Data shown:
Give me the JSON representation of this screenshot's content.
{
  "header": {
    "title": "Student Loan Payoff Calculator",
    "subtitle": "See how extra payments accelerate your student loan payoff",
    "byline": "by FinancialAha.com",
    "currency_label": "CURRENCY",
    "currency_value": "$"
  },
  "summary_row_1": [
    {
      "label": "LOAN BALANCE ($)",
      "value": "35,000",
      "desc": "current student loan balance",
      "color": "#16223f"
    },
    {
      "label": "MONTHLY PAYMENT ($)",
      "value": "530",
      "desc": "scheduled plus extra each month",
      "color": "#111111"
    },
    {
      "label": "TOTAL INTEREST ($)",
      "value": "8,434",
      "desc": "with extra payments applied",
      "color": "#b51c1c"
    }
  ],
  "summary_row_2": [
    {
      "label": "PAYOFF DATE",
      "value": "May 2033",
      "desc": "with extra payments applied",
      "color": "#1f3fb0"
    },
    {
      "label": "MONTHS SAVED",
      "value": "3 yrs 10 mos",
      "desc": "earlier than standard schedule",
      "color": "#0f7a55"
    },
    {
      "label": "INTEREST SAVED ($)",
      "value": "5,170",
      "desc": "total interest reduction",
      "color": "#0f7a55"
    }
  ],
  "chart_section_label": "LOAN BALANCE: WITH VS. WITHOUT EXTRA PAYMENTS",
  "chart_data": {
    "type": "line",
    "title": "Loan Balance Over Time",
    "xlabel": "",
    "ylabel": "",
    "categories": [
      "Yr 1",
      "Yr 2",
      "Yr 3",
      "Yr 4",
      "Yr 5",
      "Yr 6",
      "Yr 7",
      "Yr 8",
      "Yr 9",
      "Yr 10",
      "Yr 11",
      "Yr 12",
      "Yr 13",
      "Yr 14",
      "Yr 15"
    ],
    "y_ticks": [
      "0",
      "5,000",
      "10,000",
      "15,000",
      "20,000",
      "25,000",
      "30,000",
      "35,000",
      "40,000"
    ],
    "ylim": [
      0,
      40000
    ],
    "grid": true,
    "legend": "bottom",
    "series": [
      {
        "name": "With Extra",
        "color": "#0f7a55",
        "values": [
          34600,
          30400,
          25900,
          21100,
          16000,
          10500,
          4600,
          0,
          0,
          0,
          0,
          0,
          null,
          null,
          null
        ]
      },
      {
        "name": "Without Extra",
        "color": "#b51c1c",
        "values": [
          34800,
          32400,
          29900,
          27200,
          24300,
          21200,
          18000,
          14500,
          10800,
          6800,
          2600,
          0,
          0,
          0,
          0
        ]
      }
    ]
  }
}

Exercise prompt:
Reproduce the records above exactly as they appear.

Exercise solution:
Give me the JSON representation of this screenshot's content.
{
  "header": {
    "title": "Student Loan Payoff Calculator",
    "subtitle": "See how extra payments accelerate your student loan payoff",
    "byline": "by FinancialAha.com",
    "currency_label": "CURRENCY",
    "currency_value": "$"
  },
  "summary_row_1": [
    {
      "label": "LOAN BALANCE ($)",
      "value": "35,000",
      "desc": "current student loan balance",
      "color": "#16223f"
    },
    {
      "label": "MONTHLY PAYMENT ($)",
      "value": "530",
      "desc": "scheduled plus extra each month",
      "color": "#111111"
    },
    {
      "label": "TOTAL INTEREST ($)",
      "value": "8,434",
      "desc": "with extra payments applied",
      "color": "#b51c1c"
    }
  ],
  "summary_row_2": [
    {
      "label": "PAYOFF DATE",
      "value": "May 2033",
      "desc": "with extra payments applied",
      "color": "#1f3fb0"
    },
    {
      "label": "MONTHS SAVED",
      "value": "3 yrs 10 mos",
      "desc": "earlier than standard schedule",
      "color": "#0f7a55"
    },
    {
      "label": "INTEREST SAVED ($)",
      "value": "5,170",
      "desc": "total interest reduction",
      "color": "#0f7a55"
    }
  ],
  "chart_section_label": "LOAN BALANCE: WITH VS. WITHOUT EXTRA PAYMENTS",
  "chart_data": {
    "type": "line",
    "title": "Loan Balance Over Time",
    "xlabel": "",
    "ylabel": "",
    "categories": [
      "Yr 1",
      "Yr 2",
      "Yr 3",
      "Yr 4",
      "Yr 5",
      "Yr 6",
      "Yr 7",
      "Yr 8",
      "Yr 9",
      "Yr 10",
      "Yr 11",
      "Yr 12",
      "Yr 13",
      "Yr 14",
      "Yr 15"
    ],
    "y_ticks": [
      "0",
      "5,000",
      "10,000",
      "15,000",
      "20,000",
      "25,000",
      "30,000",
      "35,000",
      "40,000"
    ],
    "ylim": [
      0,
      40000
    ],
    "grid": true,
    "legend": "bottom",
    "series": [
      {
        "name": "With Extra",
        "color": "#0f7a55",
        "values": [
          34600,
          30400,
          25900,
          21100,
          16000,
          10500,
          4600,
          0,
          0,
          0,
          0,
          0,
          null,
          null,
          null
        ]
      },
      {
        "name": "Without Extra",
        "color": "#b51c1c",
        "values": [
          34800,
          32400,
          29900,
          27200,
          24300,
          21200,
          18000,
          14500,
          10800,
          6800,
          2600,
          0,
          0,
          0,
          0
        ]
      }
    ]
  }
}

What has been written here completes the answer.